==== Supplied records
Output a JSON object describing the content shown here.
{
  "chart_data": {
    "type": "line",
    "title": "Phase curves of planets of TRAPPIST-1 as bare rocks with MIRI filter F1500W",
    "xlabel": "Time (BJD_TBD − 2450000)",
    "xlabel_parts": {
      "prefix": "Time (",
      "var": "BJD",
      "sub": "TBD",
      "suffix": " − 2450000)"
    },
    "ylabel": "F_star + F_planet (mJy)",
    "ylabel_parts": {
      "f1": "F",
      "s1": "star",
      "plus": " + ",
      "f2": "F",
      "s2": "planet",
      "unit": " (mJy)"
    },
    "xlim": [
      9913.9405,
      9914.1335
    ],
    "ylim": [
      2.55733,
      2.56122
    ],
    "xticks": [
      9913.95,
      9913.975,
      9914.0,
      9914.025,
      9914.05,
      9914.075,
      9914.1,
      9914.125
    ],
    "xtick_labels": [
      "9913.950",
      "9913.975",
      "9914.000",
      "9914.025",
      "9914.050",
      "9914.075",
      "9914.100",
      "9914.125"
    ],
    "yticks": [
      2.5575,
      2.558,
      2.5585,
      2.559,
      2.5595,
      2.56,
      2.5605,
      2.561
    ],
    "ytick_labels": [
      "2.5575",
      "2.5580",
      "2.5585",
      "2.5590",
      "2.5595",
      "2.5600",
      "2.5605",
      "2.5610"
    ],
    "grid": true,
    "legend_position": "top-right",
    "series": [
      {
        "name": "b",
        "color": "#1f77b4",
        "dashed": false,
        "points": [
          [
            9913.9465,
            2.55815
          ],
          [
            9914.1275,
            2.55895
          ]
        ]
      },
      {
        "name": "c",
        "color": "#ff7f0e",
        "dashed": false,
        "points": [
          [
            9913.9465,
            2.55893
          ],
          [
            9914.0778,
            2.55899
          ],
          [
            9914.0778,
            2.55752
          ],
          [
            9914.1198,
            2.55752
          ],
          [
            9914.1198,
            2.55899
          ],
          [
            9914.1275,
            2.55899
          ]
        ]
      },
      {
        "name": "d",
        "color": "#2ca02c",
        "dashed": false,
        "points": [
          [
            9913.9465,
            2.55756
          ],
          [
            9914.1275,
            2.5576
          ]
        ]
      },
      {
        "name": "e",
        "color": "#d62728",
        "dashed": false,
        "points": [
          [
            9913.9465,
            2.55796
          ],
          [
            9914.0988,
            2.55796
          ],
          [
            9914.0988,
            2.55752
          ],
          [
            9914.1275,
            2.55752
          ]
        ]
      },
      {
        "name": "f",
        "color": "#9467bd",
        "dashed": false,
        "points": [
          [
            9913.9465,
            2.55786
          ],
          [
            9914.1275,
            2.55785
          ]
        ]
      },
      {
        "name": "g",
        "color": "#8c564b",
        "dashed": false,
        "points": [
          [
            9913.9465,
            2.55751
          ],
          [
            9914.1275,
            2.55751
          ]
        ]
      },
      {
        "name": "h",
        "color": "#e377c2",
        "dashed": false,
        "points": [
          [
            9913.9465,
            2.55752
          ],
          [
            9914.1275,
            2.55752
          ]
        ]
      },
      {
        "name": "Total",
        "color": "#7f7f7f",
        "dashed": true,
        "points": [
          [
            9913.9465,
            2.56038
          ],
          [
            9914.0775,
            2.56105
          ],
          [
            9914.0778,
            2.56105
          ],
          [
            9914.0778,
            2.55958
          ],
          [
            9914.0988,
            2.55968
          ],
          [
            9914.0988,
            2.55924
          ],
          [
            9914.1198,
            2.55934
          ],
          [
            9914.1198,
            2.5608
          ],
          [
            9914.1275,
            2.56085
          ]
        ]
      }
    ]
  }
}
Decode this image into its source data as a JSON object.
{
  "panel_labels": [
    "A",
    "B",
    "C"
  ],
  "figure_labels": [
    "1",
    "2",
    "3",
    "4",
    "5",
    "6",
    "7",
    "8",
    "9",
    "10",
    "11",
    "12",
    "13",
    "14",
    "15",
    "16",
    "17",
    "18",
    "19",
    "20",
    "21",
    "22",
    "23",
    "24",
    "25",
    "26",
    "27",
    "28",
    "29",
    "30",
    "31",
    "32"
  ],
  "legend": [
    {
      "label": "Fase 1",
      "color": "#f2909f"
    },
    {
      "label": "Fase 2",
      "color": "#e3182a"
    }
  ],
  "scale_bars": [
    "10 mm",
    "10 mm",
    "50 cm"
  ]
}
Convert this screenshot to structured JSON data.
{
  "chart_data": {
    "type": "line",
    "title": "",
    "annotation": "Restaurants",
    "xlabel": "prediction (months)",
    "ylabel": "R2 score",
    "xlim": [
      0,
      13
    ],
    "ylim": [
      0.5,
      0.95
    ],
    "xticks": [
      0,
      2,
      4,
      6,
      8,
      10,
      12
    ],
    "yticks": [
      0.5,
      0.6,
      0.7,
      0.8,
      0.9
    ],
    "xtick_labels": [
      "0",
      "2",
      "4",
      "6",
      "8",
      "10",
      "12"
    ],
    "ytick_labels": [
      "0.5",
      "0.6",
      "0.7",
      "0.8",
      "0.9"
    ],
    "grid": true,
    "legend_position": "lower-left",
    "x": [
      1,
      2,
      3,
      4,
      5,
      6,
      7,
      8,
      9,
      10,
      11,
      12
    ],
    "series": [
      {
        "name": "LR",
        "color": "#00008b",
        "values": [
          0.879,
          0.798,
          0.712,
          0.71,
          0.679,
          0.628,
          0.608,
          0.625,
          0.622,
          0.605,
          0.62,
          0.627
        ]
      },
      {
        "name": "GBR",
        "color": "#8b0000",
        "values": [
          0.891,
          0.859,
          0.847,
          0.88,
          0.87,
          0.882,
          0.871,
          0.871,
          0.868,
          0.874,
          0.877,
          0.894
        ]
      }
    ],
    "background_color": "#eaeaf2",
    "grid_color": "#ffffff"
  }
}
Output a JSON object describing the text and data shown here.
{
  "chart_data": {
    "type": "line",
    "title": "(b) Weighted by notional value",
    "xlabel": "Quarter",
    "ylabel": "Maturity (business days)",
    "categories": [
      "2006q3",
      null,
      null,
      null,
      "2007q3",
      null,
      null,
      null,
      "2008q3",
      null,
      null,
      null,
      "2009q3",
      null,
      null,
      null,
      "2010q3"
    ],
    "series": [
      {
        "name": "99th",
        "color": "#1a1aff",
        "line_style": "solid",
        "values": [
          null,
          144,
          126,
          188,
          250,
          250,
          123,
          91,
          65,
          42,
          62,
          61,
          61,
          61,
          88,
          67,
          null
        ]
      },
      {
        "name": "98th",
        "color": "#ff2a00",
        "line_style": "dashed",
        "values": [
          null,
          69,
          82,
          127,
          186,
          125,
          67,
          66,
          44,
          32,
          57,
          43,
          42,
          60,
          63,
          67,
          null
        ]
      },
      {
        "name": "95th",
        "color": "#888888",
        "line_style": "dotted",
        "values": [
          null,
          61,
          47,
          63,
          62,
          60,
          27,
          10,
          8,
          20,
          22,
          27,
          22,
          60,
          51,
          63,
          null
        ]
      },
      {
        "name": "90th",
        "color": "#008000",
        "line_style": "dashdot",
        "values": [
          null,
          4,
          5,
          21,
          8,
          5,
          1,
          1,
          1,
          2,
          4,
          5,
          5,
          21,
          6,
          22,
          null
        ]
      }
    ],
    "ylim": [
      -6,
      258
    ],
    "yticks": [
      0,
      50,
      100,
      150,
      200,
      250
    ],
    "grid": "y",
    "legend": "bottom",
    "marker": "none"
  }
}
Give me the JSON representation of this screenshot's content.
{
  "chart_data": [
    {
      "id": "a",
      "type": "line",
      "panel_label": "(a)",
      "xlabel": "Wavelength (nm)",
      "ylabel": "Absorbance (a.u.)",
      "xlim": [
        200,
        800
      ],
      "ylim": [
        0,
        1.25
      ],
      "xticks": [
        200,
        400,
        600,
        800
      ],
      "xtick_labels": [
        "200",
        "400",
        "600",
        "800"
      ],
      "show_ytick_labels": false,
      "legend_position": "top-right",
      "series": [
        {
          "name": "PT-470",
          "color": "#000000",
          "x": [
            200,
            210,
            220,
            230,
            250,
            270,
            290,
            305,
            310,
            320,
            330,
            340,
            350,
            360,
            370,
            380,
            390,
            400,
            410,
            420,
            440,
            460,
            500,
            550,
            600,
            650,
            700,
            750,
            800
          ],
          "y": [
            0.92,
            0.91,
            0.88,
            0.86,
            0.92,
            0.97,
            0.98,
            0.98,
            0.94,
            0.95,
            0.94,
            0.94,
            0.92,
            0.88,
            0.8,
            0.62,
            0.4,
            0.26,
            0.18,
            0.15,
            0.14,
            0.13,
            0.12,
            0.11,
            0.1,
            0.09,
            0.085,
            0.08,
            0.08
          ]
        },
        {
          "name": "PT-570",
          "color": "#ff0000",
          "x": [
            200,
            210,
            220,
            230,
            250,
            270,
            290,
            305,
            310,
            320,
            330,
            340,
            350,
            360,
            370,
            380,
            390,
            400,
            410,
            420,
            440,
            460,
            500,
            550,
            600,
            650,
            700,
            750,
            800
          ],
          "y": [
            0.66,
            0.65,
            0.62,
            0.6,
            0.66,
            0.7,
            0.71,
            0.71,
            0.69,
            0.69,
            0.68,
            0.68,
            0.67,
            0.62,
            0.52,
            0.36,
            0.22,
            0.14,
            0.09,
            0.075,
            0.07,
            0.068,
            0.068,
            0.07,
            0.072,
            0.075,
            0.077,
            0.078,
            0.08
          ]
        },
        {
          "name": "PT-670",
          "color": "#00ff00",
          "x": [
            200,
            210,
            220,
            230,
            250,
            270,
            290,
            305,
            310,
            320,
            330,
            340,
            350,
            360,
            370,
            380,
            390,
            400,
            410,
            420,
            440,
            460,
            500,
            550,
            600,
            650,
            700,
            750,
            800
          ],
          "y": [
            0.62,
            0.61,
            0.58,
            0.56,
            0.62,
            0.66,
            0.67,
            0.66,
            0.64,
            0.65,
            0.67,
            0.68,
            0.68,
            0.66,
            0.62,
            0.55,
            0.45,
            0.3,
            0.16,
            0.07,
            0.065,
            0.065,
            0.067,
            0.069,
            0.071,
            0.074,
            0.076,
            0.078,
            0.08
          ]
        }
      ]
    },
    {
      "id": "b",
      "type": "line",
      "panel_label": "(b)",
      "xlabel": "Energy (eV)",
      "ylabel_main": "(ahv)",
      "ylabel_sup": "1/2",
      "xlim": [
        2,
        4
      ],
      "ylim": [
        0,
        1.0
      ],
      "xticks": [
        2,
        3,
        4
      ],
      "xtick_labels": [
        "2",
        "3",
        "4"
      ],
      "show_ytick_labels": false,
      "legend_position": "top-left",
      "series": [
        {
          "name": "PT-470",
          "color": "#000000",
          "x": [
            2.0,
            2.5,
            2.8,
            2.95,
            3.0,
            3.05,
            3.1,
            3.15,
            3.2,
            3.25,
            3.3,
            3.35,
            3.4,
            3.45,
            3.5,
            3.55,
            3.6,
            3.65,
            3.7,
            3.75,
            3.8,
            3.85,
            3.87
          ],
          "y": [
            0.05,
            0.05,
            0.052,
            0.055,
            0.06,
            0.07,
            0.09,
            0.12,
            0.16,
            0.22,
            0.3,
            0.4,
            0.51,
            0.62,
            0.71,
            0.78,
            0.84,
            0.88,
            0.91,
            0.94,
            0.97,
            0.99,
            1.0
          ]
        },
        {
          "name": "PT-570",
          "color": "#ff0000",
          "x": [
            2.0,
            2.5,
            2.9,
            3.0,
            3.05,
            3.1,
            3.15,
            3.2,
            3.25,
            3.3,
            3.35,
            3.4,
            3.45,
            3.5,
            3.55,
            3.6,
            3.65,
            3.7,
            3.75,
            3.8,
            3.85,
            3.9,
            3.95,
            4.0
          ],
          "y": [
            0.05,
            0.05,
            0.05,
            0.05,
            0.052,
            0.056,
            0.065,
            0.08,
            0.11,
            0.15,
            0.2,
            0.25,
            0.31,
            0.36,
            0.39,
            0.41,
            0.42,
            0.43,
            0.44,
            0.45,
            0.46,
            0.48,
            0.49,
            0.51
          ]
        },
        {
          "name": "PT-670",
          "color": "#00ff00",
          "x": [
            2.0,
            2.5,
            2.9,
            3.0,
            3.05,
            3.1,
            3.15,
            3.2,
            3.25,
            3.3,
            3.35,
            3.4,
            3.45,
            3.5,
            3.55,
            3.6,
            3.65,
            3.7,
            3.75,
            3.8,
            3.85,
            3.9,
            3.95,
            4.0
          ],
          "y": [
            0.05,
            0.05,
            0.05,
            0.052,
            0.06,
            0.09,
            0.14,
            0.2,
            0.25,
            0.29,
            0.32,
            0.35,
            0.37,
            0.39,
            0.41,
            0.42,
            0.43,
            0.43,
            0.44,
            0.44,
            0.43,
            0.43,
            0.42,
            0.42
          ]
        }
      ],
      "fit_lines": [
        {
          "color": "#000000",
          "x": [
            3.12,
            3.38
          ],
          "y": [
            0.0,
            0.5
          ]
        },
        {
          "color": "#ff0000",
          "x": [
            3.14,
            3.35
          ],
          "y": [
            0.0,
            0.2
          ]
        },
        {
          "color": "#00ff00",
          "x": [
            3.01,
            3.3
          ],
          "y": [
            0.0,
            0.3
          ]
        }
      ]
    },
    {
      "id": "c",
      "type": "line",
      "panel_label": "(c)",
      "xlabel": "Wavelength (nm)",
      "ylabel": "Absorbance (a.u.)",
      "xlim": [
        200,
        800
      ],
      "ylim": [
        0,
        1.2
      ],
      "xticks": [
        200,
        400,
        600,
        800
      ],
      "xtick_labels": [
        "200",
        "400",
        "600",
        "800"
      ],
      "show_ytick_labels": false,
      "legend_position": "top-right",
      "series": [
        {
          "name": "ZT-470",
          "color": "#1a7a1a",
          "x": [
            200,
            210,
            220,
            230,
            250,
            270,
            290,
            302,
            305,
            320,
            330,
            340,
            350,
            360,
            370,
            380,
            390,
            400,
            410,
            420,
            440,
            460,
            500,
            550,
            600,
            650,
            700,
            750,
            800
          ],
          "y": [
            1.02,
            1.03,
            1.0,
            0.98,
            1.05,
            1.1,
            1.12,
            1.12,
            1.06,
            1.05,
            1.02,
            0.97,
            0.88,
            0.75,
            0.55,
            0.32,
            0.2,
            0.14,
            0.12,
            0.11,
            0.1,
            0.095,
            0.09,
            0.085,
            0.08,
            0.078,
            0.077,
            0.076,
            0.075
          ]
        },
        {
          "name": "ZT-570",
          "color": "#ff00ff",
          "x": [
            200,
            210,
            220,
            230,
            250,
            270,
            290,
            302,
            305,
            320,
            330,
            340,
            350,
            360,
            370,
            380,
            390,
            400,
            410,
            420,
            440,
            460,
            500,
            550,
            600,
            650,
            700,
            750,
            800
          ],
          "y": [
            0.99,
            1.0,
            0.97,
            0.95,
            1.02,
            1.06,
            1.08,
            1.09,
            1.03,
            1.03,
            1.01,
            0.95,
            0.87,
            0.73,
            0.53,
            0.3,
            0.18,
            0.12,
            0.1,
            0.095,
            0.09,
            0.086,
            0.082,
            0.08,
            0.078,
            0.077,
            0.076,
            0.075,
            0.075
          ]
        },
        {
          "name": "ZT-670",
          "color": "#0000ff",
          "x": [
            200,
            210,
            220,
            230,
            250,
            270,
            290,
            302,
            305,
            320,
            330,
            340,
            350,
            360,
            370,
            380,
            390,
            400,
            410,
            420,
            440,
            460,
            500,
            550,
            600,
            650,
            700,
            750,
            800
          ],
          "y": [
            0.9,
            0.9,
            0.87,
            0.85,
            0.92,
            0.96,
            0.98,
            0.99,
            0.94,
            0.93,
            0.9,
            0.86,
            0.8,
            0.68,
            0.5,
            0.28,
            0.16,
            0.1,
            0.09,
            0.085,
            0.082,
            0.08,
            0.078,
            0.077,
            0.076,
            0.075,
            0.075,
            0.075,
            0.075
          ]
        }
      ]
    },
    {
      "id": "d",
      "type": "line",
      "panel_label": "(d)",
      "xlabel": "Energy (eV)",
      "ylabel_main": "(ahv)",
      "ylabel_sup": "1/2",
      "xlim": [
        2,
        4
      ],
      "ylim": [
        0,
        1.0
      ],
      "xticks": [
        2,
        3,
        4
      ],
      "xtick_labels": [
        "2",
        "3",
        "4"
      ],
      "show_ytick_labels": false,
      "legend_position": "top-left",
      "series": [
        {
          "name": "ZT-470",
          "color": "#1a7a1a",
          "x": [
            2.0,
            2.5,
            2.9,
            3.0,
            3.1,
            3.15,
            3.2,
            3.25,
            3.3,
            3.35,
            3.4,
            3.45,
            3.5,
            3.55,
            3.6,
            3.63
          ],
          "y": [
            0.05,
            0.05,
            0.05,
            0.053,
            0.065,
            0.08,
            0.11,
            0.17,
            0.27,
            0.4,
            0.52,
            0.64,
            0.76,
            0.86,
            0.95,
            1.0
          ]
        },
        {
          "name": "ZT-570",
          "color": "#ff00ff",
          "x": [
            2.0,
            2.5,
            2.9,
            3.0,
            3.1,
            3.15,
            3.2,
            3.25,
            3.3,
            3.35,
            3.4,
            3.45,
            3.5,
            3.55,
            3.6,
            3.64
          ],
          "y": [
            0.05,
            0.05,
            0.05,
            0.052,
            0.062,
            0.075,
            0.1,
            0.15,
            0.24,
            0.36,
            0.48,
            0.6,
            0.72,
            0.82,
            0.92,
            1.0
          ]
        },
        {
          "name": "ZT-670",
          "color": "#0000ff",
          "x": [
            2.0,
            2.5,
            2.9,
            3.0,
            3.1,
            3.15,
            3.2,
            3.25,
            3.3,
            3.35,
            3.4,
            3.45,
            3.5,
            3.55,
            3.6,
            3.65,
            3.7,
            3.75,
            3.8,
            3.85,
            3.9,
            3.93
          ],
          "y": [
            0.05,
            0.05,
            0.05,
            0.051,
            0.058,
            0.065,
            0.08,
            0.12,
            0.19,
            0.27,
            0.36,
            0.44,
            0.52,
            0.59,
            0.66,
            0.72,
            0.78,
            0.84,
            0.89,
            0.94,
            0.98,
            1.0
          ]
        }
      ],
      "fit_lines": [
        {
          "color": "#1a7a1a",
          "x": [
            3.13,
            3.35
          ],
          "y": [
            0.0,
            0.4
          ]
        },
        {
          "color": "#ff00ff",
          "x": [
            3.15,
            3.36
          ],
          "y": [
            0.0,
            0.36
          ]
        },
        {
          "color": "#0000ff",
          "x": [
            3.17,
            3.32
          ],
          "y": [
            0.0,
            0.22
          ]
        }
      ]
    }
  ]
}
========
◆ Your instructions
Exactly how many lines of the listing above contain the string "title"? Give no more than the number.

◆ Solution to the exercise
3